**Directions:** Retype the lines of the listing from the line containing "underlined-term: 形变量 — [351, 1086, 397, 1104]" to the line containing "underlined-term: 高度h — [428, 356, 468, 374]", reproducing each line precisely.

**Input:**
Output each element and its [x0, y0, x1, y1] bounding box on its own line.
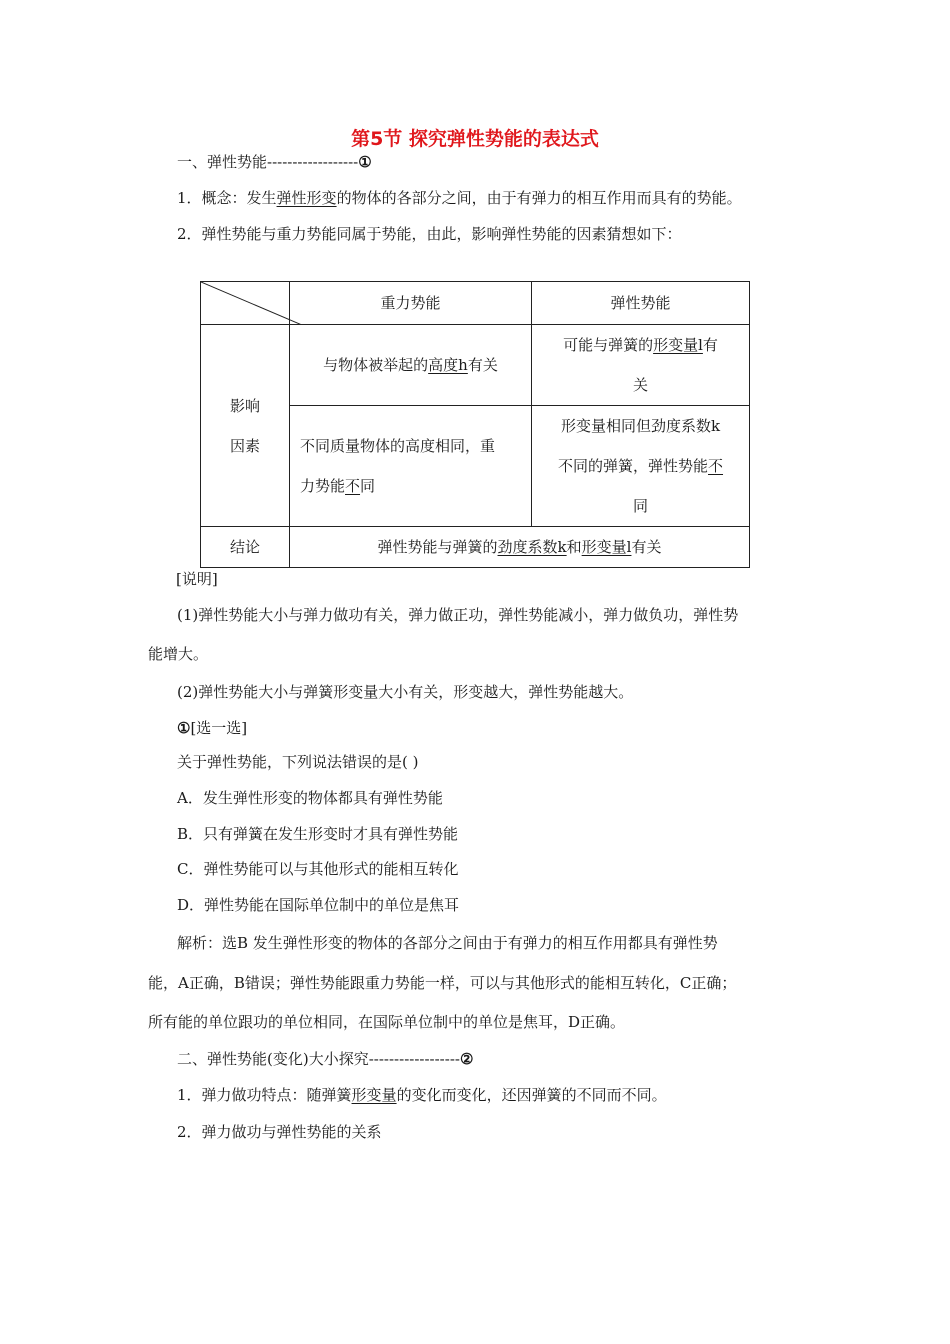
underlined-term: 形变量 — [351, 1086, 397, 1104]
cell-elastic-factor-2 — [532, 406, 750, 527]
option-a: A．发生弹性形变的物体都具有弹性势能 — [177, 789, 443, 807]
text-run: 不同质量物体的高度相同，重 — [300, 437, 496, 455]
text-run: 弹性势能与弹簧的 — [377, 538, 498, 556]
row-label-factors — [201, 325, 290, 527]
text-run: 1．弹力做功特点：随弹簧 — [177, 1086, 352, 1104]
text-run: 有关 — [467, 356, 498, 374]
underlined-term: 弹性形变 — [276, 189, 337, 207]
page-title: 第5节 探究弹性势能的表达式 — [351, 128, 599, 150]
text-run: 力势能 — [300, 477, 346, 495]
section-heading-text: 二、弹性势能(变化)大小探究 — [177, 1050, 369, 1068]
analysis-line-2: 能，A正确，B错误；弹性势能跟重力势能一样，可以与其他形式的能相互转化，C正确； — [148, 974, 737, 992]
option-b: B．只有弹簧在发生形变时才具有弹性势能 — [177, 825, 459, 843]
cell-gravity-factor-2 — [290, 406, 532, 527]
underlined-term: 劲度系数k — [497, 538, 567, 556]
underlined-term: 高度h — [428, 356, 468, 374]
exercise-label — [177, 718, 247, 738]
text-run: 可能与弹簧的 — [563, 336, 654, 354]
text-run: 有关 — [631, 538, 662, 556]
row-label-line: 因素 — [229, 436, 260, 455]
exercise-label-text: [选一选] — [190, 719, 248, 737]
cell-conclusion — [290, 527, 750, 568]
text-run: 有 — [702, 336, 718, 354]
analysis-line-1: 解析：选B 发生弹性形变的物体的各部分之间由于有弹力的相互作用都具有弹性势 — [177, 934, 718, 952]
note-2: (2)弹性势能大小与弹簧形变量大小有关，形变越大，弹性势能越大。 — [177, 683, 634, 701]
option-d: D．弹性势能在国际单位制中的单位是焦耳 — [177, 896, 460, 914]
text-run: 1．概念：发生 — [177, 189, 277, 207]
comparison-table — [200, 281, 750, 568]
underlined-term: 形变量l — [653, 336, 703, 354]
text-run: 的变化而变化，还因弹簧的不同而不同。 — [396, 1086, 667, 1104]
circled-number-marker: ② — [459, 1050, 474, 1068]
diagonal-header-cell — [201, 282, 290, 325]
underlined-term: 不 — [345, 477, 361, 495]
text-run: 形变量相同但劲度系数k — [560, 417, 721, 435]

**Worked answer:**
underlined-term: 形变量 — [351, 1086, 397, 1104]
cell-elastic-factor-2 — [532, 406, 750, 527]
option-a: A．发生弹性形变的物体都具有弹性势能 — [177, 789, 443, 807]
text-run: 不同质量物体的高度相同，重 — [300, 437, 496, 455]
text-run: 弹性势能与弹簧的 — [377, 538, 498, 556]
row-label-factors — [201, 325, 290, 527]
text-run: 1．弹力做功特点：随弹簧 — [177, 1086, 352, 1104]
text-run: 有关 — [467, 356, 498, 374]
underlined-term: 弹性形变 — [276, 189, 337, 207]
page-title: 第5节 探究弹性势能的表达式 — [351, 128, 599, 150]
text-run: 力势能 — [300, 477, 346, 495]
section-heading-text: 二、弹性势能(变化)大小探究 — [177, 1050, 369, 1068]
analysis-line-2: 能，A正确，B错误；弹性势能跟重力势能一样，可以与其他形式的能相互转化，C正确； — [148, 974, 737, 992]
option-b: B．只有弹簧在发生形变时才具有弹性势能 — [177, 825, 459, 843]
cell-gravity-factor-2 — [290, 406, 532, 527]
underlined-term: 劲度系数k — [497, 538, 567, 556]
underlined-term: 高度h — [428, 356, 468, 374]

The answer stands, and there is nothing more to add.